[START OF Input material]

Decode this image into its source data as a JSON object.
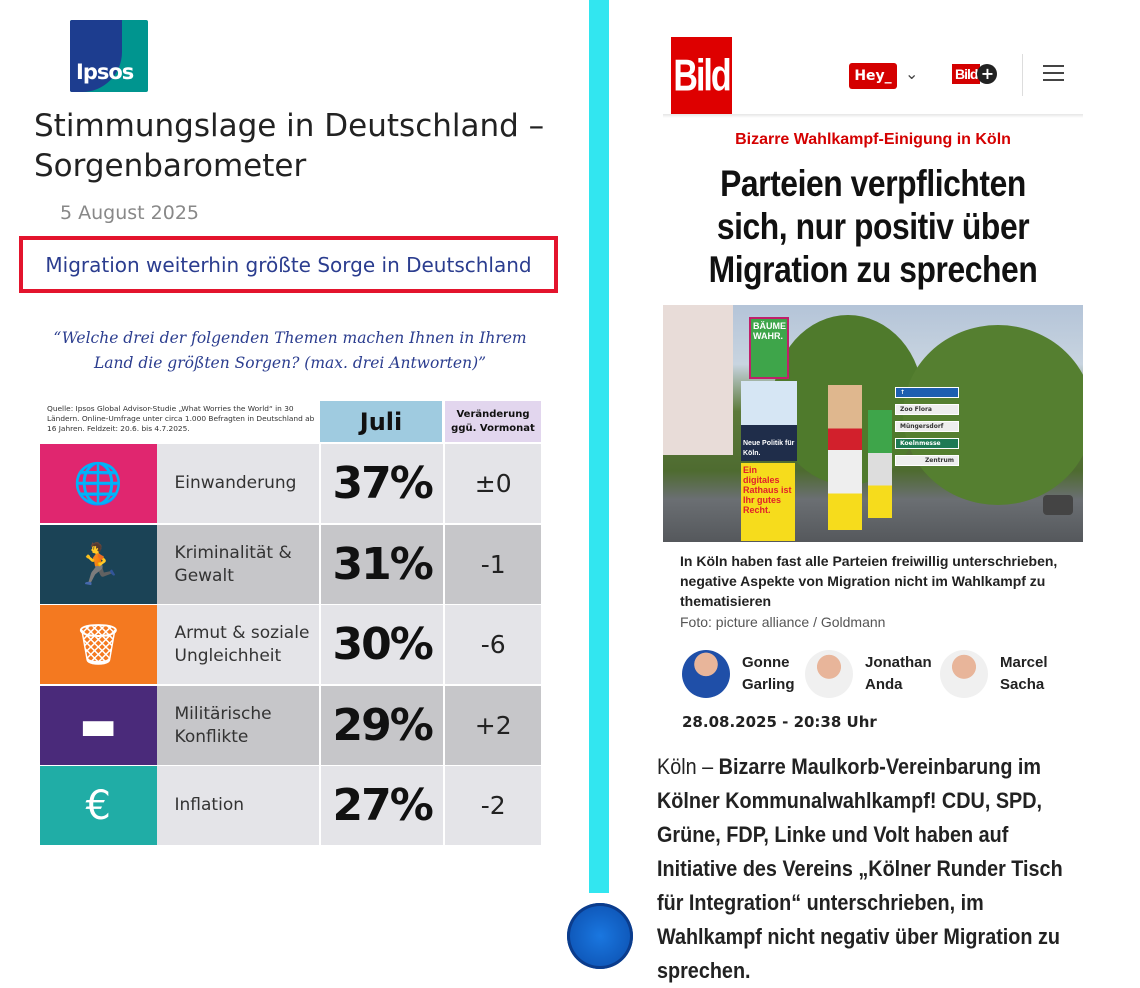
{
  "ipsos": {
    "logo_text": "Ipsos",
    "title": "Stimmungslage in Deutschland – Sorgenbarometer",
    "date": "5 August 2025",
    "highlight": "Migration weiterhin größte Sorge in Deutschland",
    "question": "“Welche drei der folgenden Themen machen Ihnen in Ihrem Land die größten Sorgen? (max. drei Antworten)”",
    "source": "Quelle: Ipsos Global Advisor-Studie „What Worries the World“ in 30 Ländern. Online-Umfrage unter circa 1.000 Befragten in Deutschland ab 16 Jahren. Feldzeit: 20.6. bis 4.7.2025.",
    "col_month": "Juli",
    "col_change": "Veränderung ggü. Vormonat",
    "rows": [
      {
        "label": "Einwanderung",
        "percent": "37%",
        "change": "±0",
        "icon": "globe-people-icon",
        "color": "#e0266f"
      },
      {
        "label": "Kriminalität & Gewalt",
        "percent": "31%",
        "change": "-1",
        "icon": "thief-icon",
        "color": "#1b4356"
      },
      {
        "label": "Armut & soziale Ungleichheit",
        "percent": "30%",
        "change": "-6",
        "icon": "poverty-trash-icon",
        "color": "#f47920"
      },
      {
        "label": "Militärische Konflikte",
        "percent": "29%",
        "change": "+2",
        "icon": "tank-icon",
        "color": "#4a2a7a"
      },
      {
        "label": "Inflation",
        "percent": "27%",
        "change": "-2",
        "icon": "euro-down-icon",
        "color": "#20ada6"
      }
    ]
  },
  "bild": {
    "logo": "Bild",
    "hey_label": "Hey_",
    "bildplus_label": "Bild",
    "kicker": "Bizarre Wahlkampf-Einigung in Köln",
    "headline": "Parteien verpflichten sich, nur positiv über Migration zu sprechen",
    "photo_texts": {
      "poster1": "BÄUME WAHR.",
      "poster2": "Neue Politik für Köln.",
      "poster3": "Ein digitales Rathaus ist Ihr gutes Recht.",
      "sign1": "Zoo Flora",
      "sign2": "Müngersdorf",
      "sign3": "Koelnmesse",
      "sign4": "Zentrum"
    },
    "caption": "In Köln haben fast alle Parteien freiwillig unterschrieben, negative Aspekte von Migration nicht im Wahlkampf zu thematisieren",
    "credit": "Foto: picture alliance / Goldmann",
    "authors": [
      {
        "first": "Gonne",
        "last": "Garling"
      },
      {
        "first": "Jonathan",
        "last": "Anda"
      },
      {
        "first": "Marcel",
        "last": "Sacha"
      }
    ],
    "timestamp": "28.08.2025 - 20:38 Uhr",
    "body_place": "Köln – ",
    "body_bold": "Bizarre Maulkorb-Vereinbarung im Kölner Kommunalwahlkampf! CDU, SPD, Grüne, FDP, Linke und Volt haben auf Initiative des Vereins „Kölner Runder Tisch für Integration“ unterschrieben, im Wahlkampf nicht negativ über Migration zu sprechen."
  },
  "colors": {
    "divider": "#32e6f0",
    "bild_red": "#de0000",
    "ipsos_blue": "#2b3d8f",
    "highlight_border": "#e3142d"
  }
}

[END OF Input material]

**Task to carry out**
Reproduce the listing exactly. Leave its pictures out.

**Written answer**
Decode this image into its source data as a JSON object.
{
  "ipsos": {
    "logo_text": "Ipsos",
    "title": "Stimmungslage in Deutschland – Sorgenbarometer",
    "date": "5 August 2025",
    "highlight": "Migration weiterhin größte Sorge in Deutschland",
    "question": "“Welche drei der folgenden Themen machen Ihnen in Ihrem Land die größten Sorgen? (max. drei Antworten)”",
    "source": "Quelle: Ipsos Global Advisor-Studie „What Worries the World“ in 30 Ländern. Online-Umfrage unter circa 1.000 Befragten in Deutschland ab 16 Jahren. Feldzeit: 20.6. bis 4.7.2025.",
    "col_month": "Juli",
    "col_change": "Veränderung ggü. Vormonat",
    "rows": [
      {
        "label": "Einwanderung",
        "percent": "37%",
        "change": "±0",
        "icon": "globe-people-icon",
        "color": "#e0266f"
      },
      {
        "label": "Kriminalität & Gewalt",
        "percent": "31%",
        "change": "-1",
        "icon": "thief-icon",
        "color": "#1b4356"
      },
      {
        "label": "Armut & soziale Ungleichheit",
        "percent": "30%",
        "change": "-6",
        "icon": "poverty-trash-icon",
        "color": "#f47920"
      },
      {
        "label": "Militärische Konflikte",
        "percent": "29%",
        "change": "+2",
        "icon": "tank-icon",
        "color": "#4a2a7a"
      },
      {
        "label": "Inflation",
        "percent": "27%",
        "change": "-2",
        "icon": "euro-down-icon",
        "color": "#20ada6"
      }
    ]
  },
  "bild": {
    "logo": "Bild",
    "hey_label": "Hey_",
    "bildplus_label": "Bild",
    "kicker": "Bizarre Wahlkampf-Einigung in Köln",
    "headline": "Parteien verpflichten sich, nur positiv über Migration zu sprechen",
    "photo_texts": {
      "poster1": "BÄUME WAHR.",
      "poster2": "Neue Politik für Köln.",
      "poster3": "Ein digitales Rathaus ist Ihr gutes Recht.",
      "sign1": "Zoo Flora",
      "sign2": "Müngersdorf",
      "sign3": "Koelnmesse",
      "sign4": "Zentrum"
    },
    "caption": "In Köln haben fast alle Parteien freiwillig unterschrieben, negative Aspekte von Migration nicht im Wahlkampf zu thematisieren",
    "credit": "Foto: picture alliance / Goldmann",
    "authors": [
      {
        "first": "Gonne",
        "last": "Garling"
      },
      {
        "first": "Jonathan",
        "last": "Anda"
      },
      {
        "first": "Marcel",
        "last": "Sacha"
      }
    ],
    "timestamp": "28.08.2025 - 20:38 Uhr",
    "body_place": "Köln – ",
    "body_bold": "Bizarre Maulkorb-Vereinbarung im Kölner Kommunalwahlkampf! CDU, SPD, Grüne, FDP, Linke und Volt haben auf Initiative des Vereins „Kölner Runder Tisch für Integration“ unterschrieben, im Wahlkampf nicht negativ über Migration zu sprechen."
  },
  "colors": {
    "divider": "#32e6f0",
    "bild_red": "#de0000",
    "ipsos_blue": "#2b3d8f",
    "highlight_border": "#e3142d"
  }
}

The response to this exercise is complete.